### Written request
Copy every record exactly, and keep the pictures out.

(Dataset entries)
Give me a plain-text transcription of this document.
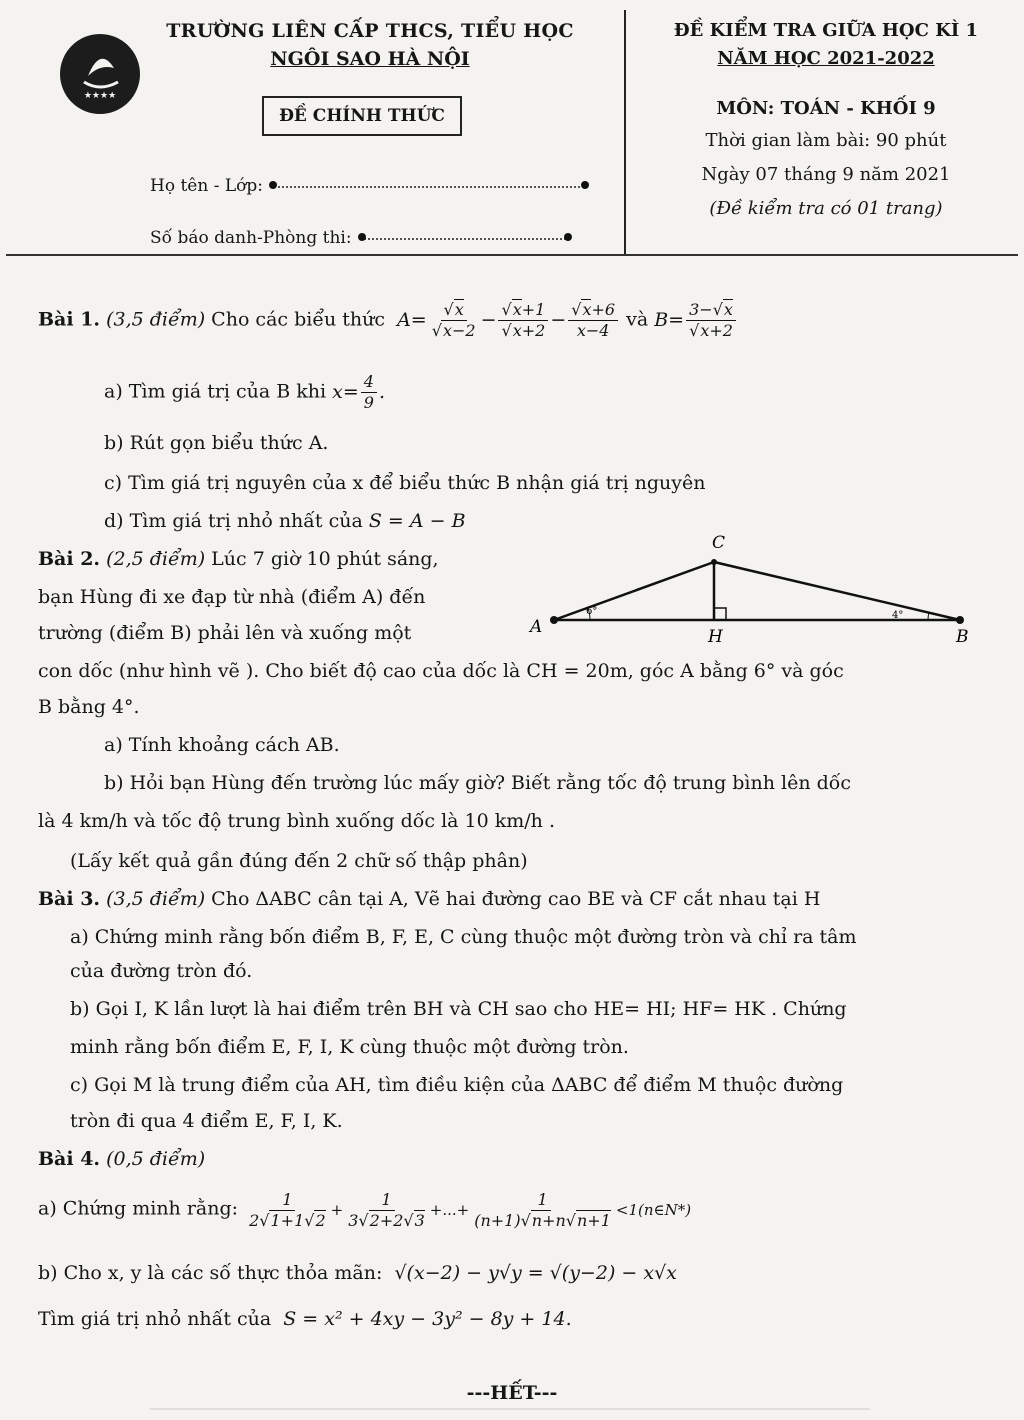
★★★★
TRƯỜNG LIÊN CẤP THCS, TIỂU HỌC
NGÔI SAO HÀ NỘI
ĐỀ CHÍNH THỨC
Họ tên - Lớp:
Số báo danh-Phòng thi:
ĐỀ KIỂM TRA GIỮA HỌC KÌ 1
NĂM HỌC 2021-2022
MÔN: TOÁN - KHỐI 9
Thời gian làm bài: 90 phút
Ngày 07 tháng 9 năm 2021
(Đề kiểm tra có 01 trang)
Bài 1. (3,5 điểm) Cho các biểu thức $A= \frac{√x}{√x-2} - \frac{√x+1}{√x+2} - \frac{√x+6}{x-4}$ và $B= \frac{3-√x}{√x+2}$
a) Tìm giá trị của B khi $x= \frac{4}{9}$ .
b) Rút gọn biểu thức A.
c) Tìm giá trị nguyên của x để biểu thức B nhận giá trị nguyên
d) Tìm giá trị nhỏ nhất của S = A − B
Bài 2. (2,5 điểm) Lúc 7 giờ 10 phút sáng,
bạn Hùng đi xe đạp từ nhà (điểm A) đến
trường (điểm B) phải lên và xuống một
C
A	H	B
6°	4°
con dốc (như hình vẽ ). Cho biết độ cao của dốc là CH = 20m, góc A bằng 6° và góc
B bằng 4°.
a) Tính khoảng cách AB.
b) Hỏi bạn Hùng đến trường lúc mấy giờ? Biết rằng tốc độ trung bình lên dốc
là 4 km/h và tốc độ trung bình xuống dốc là 10 km/h .
(Lấy kết quả gần đúng đến 2 chữ số thập phân)
Bài 3. (3,5 điểm) Cho ΔABC cân tại A, Vẽ hai đường cao BE và CF cắt nhau tại H
a) Chứng minh rằng bốn điểm B, F, E, C cùng thuộc một đường tròn và chỉ ra tâm
của đường tròn đó.
b) Gọi I, K lần lượt là hai điểm trên BH và CH sao cho HE= HI; HF= HK . Chứng
minh rằng bốn điểm E, F, I, K cùng thuộc một đường tròn.
c) Gọi M là trung điểm của AH, tìm điều kiện của ΔABC để điểm M thuộc đường
tròn đi qua 4 điểm E, F, I, K.
Bài 4. (0,5 điểm)
a) Chứng minh rằng: $\frac{1}{2√1+1√2} + \frac{1}{3√2+2√3}$ +...+ $\frac{1}{(n+1)√n+n√n+1}$ <1(n∈N*)
b) Cho x, y là các số thực thỏa mãn: √(x−2) − y√y = √(y−2) − x√x
Tìm giá trị nhỏ nhất của S = x² + 4xy − 3y² − 8y + 14.
---HẾT---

### Task solution
Give me a plain-text transcription of this document.
★★★★
TRƯỜNG LIÊN CẤP THCS, TIỂU HỌC
NGÔI SAO HÀ NỘI
ĐỀ CHÍNH THỨC
Họ tên - Lớp:
Số báo danh-Phòng thi:
ĐỀ KIỂM TRA GIỮA HỌC KÌ 1
NĂM HỌC 2021-2022
MÔN: TOÁN - KHỐI 9
Thời gian làm bài: 90 phút
Ngày 07 tháng 9 năm 2021
(Đề kiểm tra có 01 trang)
Bài 1. (3,5 điểm) Cho các biểu thức $A= \frac{√x}{√x-2} - \frac{√x+1}{√x+2} - \frac{√x+6}{x-4}$ và $B= \frac{3-√x}{√x+2}$
a) Tìm giá trị của B khi $x= \frac{4}{9}$ .
b) Rút gọn biểu thức A.
c) Tìm giá trị nguyên của x để biểu thức B nhận giá trị nguyên
d) Tìm giá trị nhỏ nhất của S = A − B
Bài 2. (2,5 điểm) Lúc 7 giờ 10 phút sáng,
bạn Hùng đi xe đạp từ nhà (điểm A) đến
trường (điểm B) phải lên và xuống một
C
A	H	B
6°	4°
con dốc (như hình vẽ ). Cho biết độ cao của dốc là CH = 20m, góc A bằng 6° và góc
B bằng 4°.
a) Tính khoảng cách AB.
b) Hỏi bạn Hùng đến trường lúc mấy giờ? Biết rằng tốc độ trung bình lên dốc
là 4 km/h và tốc độ trung bình xuống dốc là 10 km/h .
(Lấy kết quả gần đúng đến 2 chữ số thập phân)
Bài 3. (3,5 điểm) Cho ΔABC cân tại A, Vẽ hai đường cao BE và CF cắt nhau tại H
a) Chứng minh rằng bốn điểm B, F, E, C cùng thuộc một đường tròn và chỉ ra tâm
của đường tròn đó.
b) Gọi I, K lần lượt là hai điểm trên BH và CH sao cho HE= HI; HF= HK . Chứng
minh rằng bốn điểm E, F, I, K cùng thuộc một đường tròn.
c) Gọi M là trung điểm của AH, tìm điều kiện của ΔABC để điểm M thuộc đường
tròn đi qua 4 điểm E, F, I, K.
Bài 4. (0,5 điểm)
a) Chứng minh rằng: $\frac{1}{2√1+1√2} + \frac{1}{3√2+2√3}$ +...+ $\frac{1}{(n+1)√n+n√n+1}$ <1(n∈N*)
b) Cho x, y là các số thực thỏa mãn: √(x−2) − y√y = √(y−2) − x√x
Tìm giá trị nhỏ nhất của S = x² + 4xy − 3y² − 8y + 14.
---HẾT---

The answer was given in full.